*Aufgabe*
Stimmen die folgenden Aussagen mit der Albumkritik unten überein? Antworte jeweils mit Ja oder Nein und zitiere die entscheidenden Worte wörtlich.
(a) In „Age Of Ghost“ sind persische Holzbläser zu hören.
(b) Mit „Hidden Homes“ beginnt das Album.
(c) „Tmrrw“ enthält Vocoder-Harmonien.

*Dokument*
= = = = = = =
Am besten funktioniert diese Mischung aus Club-Musik und Ambient-Avantgarde in der Vorabsingle „Age Of Ghost“: Eine fiese, verzerrte Bassline erinnert an die Bedrohlichkeit der besten Platten von Ja, Panik, während persische Holzbläser einen melancholischen Kontrapunkt zum aggressiven Gerüst darbieten. Anderswo verliert sich Spechtl leider in sphärischer Belanglosigkeit: Das Stück „Things“ ist ähnlich unspektakulär, wie sein Name verspricht. In „Africa Blvd“ versucht er über fünf zähe Minuten ohne Erfolg, eine dröge House-Bassline mit chaotischem Ambient zu verknüpfen. Und das bereits erwähnte „Tmrrw“ klingt mit seinen faden Vocoder-Harmonien nahezu altersmüde.

Glücklicherweise gelingt es ihm, mit dem strahlenden „Hidden Homes“ das Album pointiert abzuschließen – mit warmen Streichersamples, ätherischen Noise-Wänden und den schönen Abschlussworten „underneath becomes the surface“. Spechtls Zukunftsmusik ist zwar nicht wirklich zukunftsweisend und manchmal redundant, aber dafür in den besten Momenten schlichtweg sehr schöne Gegenwartsmusik.
= = = = = = =
*Auflistung*

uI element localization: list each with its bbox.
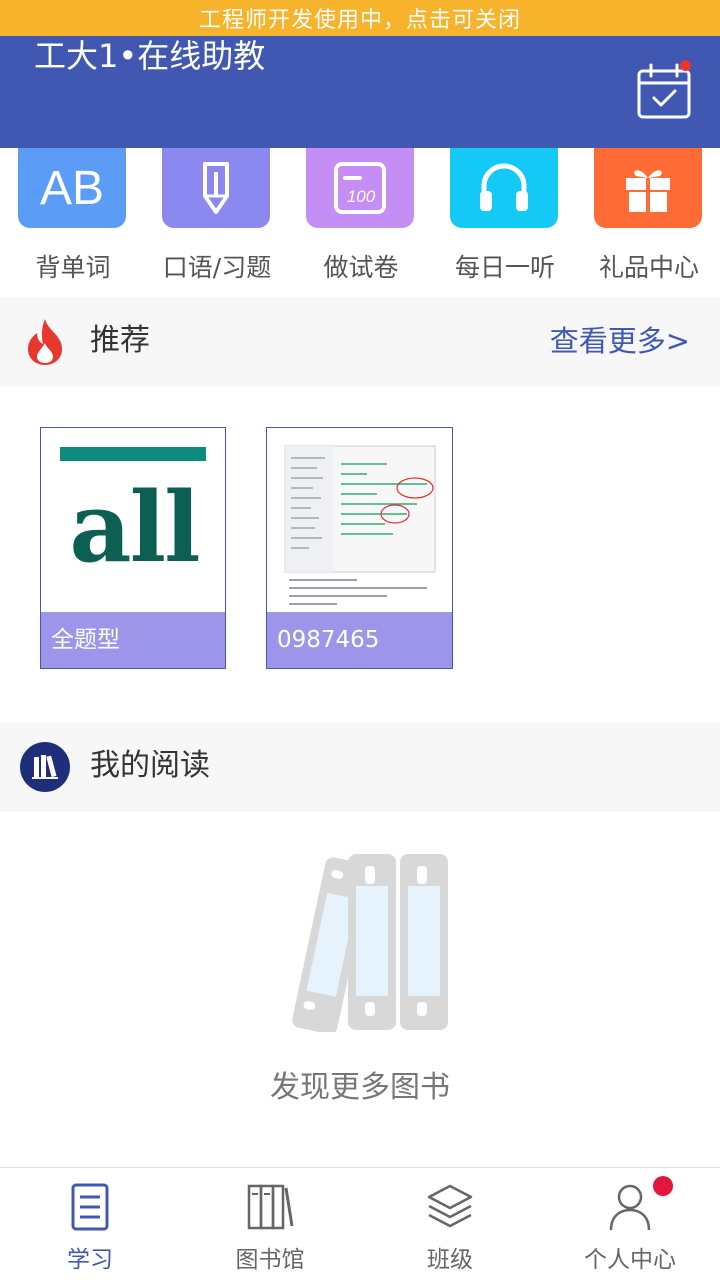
headphones-icon xyxy=(450,148,558,228)
tab-label: 图书馆 xyxy=(235,1247,305,1273)
book-cover-screenshot xyxy=(267,428,452,618)
study-notebook-icon xyxy=(63,1180,117,1234)
notification-badge xyxy=(680,60,691,71)
book-card[interactable]: all 全题型 xyxy=(40,427,226,669)
view-more-link[interactable]: 查看更多> xyxy=(550,321,690,361)
my-reading-section-header: 我的阅读 xyxy=(0,722,720,812)
bottom-tab-bar: 学习 图书馆 班级 个人中心 xyxy=(0,1167,720,1280)
quick-action-gifts[interactable]: 礼品中心 xyxy=(594,148,704,282)
dev-mode-banner[interactable]: 工程师开发使用中，点击可关闭 xyxy=(0,0,720,36)
svg-text:100: 100 xyxy=(347,187,376,206)
tab-profile[interactable]: 个人中心 xyxy=(540,1168,720,1280)
dev-banner-text: 工程师开发使用中，点击可关闭 xyxy=(198,8,521,33)
book-card[interactable]: 0987465 xyxy=(266,427,453,669)
my-reading-title: 我的阅读 xyxy=(90,748,210,783)
gift-icon xyxy=(594,148,702,228)
tab-label: 班级 xyxy=(427,1247,473,1273)
bookshelf-icon xyxy=(20,742,70,792)
fire-icon xyxy=(22,317,68,367)
tab-class[interactable]: 班级 xyxy=(360,1168,540,1280)
svg-text:AB: AB xyxy=(40,162,104,215)
quick-action-label: 做试卷 xyxy=(323,253,399,282)
quick-action-label: 每日一听 xyxy=(454,253,555,282)
layers-icon xyxy=(423,1180,477,1234)
quick-actions: AB 背单词 口语/习题 100 做试卷 每日一听 礼品中心 xyxy=(0,148,720,298)
person-icon xyxy=(603,1180,657,1234)
pencil-icon xyxy=(162,148,270,228)
tab-label: 个人中心 xyxy=(584,1247,676,1273)
quick-action-speaking[interactable]: 口语/习题 xyxy=(162,148,272,282)
book-caption: 0987465 xyxy=(267,612,452,668)
library-books-icon xyxy=(243,1180,297,1234)
my-reading-empty-state xyxy=(0,812,720,1167)
ab-letters-icon: AB xyxy=(18,148,126,228)
tab-label: 学习 xyxy=(67,1247,113,1273)
tab-library[interactable]: 图书馆 xyxy=(180,1168,360,1280)
exam-paper-icon: 100 xyxy=(306,148,414,228)
tab-study[interactable]: 学习 xyxy=(0,1168,180,1280)
empty-books-icon xyxy=(270,852,450,1035)
profile-notification-badge xyxy=(653,1176,673,1196)
quick-action-vocab[interactable]: AB 背单词 xyxy=(18,148,128,282)
cover-stripe xyxy=(60,447,206,461)
app-title: 工大1•在线助教 xyxy=(34,37,266,75)
quick-action-label: 口语/习题 xyxy=(162,253,272,282)
quick-action-label: 礼品中心 xyxy=(598,253,699,282)
book-caption: 全题型 xyxy=(41,612,225,668)
quick-action-label: 背单词 xyxy=(35,253,111,282)
quick-action-listening[interactable]: 每日一听 xyxy=(450,148,560,282)
recommend-title: 推荐 xyxy=(90,323,150,358)
book-cover-title: all xyxy=(69,471,200,584)
recommend-section-header: 推荐 查看更多> xyxy=(0,297,720,387)
discover-more-books-link[interactable]: 发现更多图书 xyxy=(0,1062,720,1106)
quick-action-exam[interactable]: 100 做试卷 xyxy=(306,148,416,282)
= = = = = = =
*Lösung*
(a) Ja: »während persische Holzbläser einen melancholischen Kontrapunkt zum aggressiven Gerüst darbieten«
(b) Nein: »mit dem strahlenden „Hidden Homes“ das Album pointiert abzuschließen«
(c) Ja: »mit seinen faden Vocoder-Harmonien«